> WHAT YOU ARE ASKED TO DO
Reproduce the records below in their entirety, character for character.

> EXCERPTED DATA
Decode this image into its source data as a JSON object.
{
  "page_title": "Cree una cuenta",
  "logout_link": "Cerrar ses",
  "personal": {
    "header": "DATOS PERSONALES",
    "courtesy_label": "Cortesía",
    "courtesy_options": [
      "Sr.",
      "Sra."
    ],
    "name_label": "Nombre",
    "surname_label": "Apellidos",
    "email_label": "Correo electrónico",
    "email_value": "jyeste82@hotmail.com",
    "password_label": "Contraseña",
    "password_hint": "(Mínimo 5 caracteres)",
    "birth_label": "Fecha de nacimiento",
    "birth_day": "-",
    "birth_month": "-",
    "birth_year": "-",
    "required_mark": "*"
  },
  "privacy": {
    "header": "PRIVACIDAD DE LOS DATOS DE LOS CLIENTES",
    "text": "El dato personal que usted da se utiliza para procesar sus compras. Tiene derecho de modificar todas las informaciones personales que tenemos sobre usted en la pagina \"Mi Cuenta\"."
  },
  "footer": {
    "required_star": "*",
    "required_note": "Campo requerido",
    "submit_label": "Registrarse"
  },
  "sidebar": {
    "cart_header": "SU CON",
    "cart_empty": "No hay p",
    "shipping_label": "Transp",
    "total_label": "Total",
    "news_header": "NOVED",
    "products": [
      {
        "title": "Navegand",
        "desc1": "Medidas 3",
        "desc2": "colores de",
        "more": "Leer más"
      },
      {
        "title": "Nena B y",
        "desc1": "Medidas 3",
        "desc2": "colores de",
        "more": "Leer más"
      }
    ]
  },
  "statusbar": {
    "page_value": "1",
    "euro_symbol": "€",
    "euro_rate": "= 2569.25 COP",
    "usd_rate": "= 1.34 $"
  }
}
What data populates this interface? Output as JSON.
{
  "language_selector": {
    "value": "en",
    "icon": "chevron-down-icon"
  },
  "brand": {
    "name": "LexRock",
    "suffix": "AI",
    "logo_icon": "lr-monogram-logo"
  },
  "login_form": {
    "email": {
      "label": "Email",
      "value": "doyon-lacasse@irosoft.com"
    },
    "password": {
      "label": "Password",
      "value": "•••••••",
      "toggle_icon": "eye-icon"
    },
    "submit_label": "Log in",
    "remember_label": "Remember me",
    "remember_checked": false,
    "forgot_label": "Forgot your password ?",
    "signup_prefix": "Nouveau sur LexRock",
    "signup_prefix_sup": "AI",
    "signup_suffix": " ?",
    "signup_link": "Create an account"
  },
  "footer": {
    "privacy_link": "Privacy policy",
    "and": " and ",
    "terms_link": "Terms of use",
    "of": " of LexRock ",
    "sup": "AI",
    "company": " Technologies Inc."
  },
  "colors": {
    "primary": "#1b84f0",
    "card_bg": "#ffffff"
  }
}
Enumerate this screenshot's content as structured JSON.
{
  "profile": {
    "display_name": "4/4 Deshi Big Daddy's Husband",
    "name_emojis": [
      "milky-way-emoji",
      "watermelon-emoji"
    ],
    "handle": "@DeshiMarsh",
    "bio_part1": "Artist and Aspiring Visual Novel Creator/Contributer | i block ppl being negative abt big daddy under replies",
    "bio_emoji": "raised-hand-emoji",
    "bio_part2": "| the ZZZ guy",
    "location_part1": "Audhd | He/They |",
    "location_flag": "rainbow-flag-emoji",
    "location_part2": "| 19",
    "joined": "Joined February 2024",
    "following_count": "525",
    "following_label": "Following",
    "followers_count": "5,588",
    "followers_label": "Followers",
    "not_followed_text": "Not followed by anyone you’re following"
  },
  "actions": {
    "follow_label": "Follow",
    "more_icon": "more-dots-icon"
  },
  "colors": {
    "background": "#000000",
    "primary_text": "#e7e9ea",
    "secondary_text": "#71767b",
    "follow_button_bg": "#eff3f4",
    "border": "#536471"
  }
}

> TASK OUTPUT
Decode this image into its source data as a JSON object.
{
  "page_title": "Cree una cuenta",
  "logout_link": "Cerrar ses",
  "personal": {
    "header": "DATOS PERSONALES",
    "courtesy_label": "Cortesía",
    "courtesy_options": [
      "Sr.",
      "Sra."
    ],
    "name_label": "Nombre",
    "surname_label": "Apellidos",
    "email_label": "Correo electrónico",
    "email_value": "jyeste82@hotmail.com",
    "password_label": "Contraseña",
    "password_hint": "(Mínimo 5 caracteres)",
    "birth_label": "Fecha de nacimiento",
    "birth_day": "-",
    "birth_month": "-",
    "birth_year": "-",
    "required_mark": "*"
  },
  "privacy": {
    "header": "PRIVACIDAD DE LOS DATOS DE LOS CLIENTES",
    "text": "El dato personal que usted da se utiliza para procesar sus compras. Tiene derecho de modificar todas las informaciones personales que tenemos sobre usted en la pagina \"Mi Cuenta\"."
  },
  "footer": {
    "required_star": "*",
    "required_note": "Campo requerido",
    "submit_label": "Registrarse"
  },
  "sidebar": {
    "cart_header": "SU CON",
    "cart_empty": "No hay p",
    "shipping_label": "Transp",
    "total_label": "Total",
    "news_header": "NOVED",
    "products": [
      {
        "title": "Navegand",
        "desc1": "Medidas 3",
        "desc2": "colores de",
        "more": "Leer más"
      },
      {
        "title": "Nena B y",
        "desc1": "Medidas 3",
        "desc2": "colores de",
        "more": "Leer más"
      }
    ]
  },
  "statusbar": {
    "page_value": "1",
    "euro_symbol": "€",
    "euro_rate": "= 2569.25 COP",
    "usd_rate": "= 1.34 $"
  }
}
What data populates this interface? Output as JSON.
{
  "language_selector": {
    "value": "en",
    "icon": "chevron-down-icon"
  },
  "brand": {
    "name": "LexRock",
    "suffix": "AI",
    "logo_icon": "lr-monogram-logo"
  },
  "login_form": {
    "email": {
      "label": "Email",
      "value": "doyon-lacasse@irosoft.com"
    },
    "password": {
      "label": "Password",
      "value": "•••••••",
      "toggle_icon": "eye-icon"
    },
    "submit_label": "Log in",
    "remember_label": "Remember me",
    "remember_checked": false,
    "forgot_label": "Forgot your password ?",
    "signup_prefix": "Nouveau sur LexRock",
    "signup_prefix_sup": "AI",
    "signup_suffix": " ?",
    "signup_link": "Create an account"
  },
  "footer": {
    "privacy_link": "Privacy policy",
    "and": " and ",
    "terms_link": "Terms of use",
    "of": " of LexRock ",
    "sup": "AI",
    "company": " Technologies Inc."
  },
  "colors": {
    "primary": "#1b84f0",
    "card_bg": "#ffffff"
  }
}
Enumerate this screenshot's content as structured JSON.
{
  "profile": {
    "display_name": "4/4 Deshi Big Daddy's Husband",
    "name_emojis": [
      "milky-way-emoji",
      "watermelon-emoji"
    ],
    "handle": "@DeshiMarsh",
    "bio_part1": "Artist and Aspiring Visual Novel Creator/Contributer | i block ppl being negative abt big daddy under replies",
    "bio_emoji": "raised-hand-emoji",
    "bio_part2": "| the ZZZ guy",
    "location_part1": "Audhd | He/They |",
    "location_flag": "rainbow-flag-emoji",
    "location_part2": "| 19",
    "joined": "Joined February 2024",
    "following_count": "525",
    "following_label": "Following",
    "followers_count": "5,588",
    "followers_label": "Followers",
    "not_followed_text": "Not followed by anyone you’re following"
  },
  "actions": {
    "follow_label": "Follow",
    "more_icon": "more-dots-icon"
  },
  "colors": {
    "background": "#000000",
    "primary_text": "#e7e9ea",
    "secondary_text": "#71767b",
    "follow_button_bg": "#eff3f4",
    "border": "#536471"
  }
}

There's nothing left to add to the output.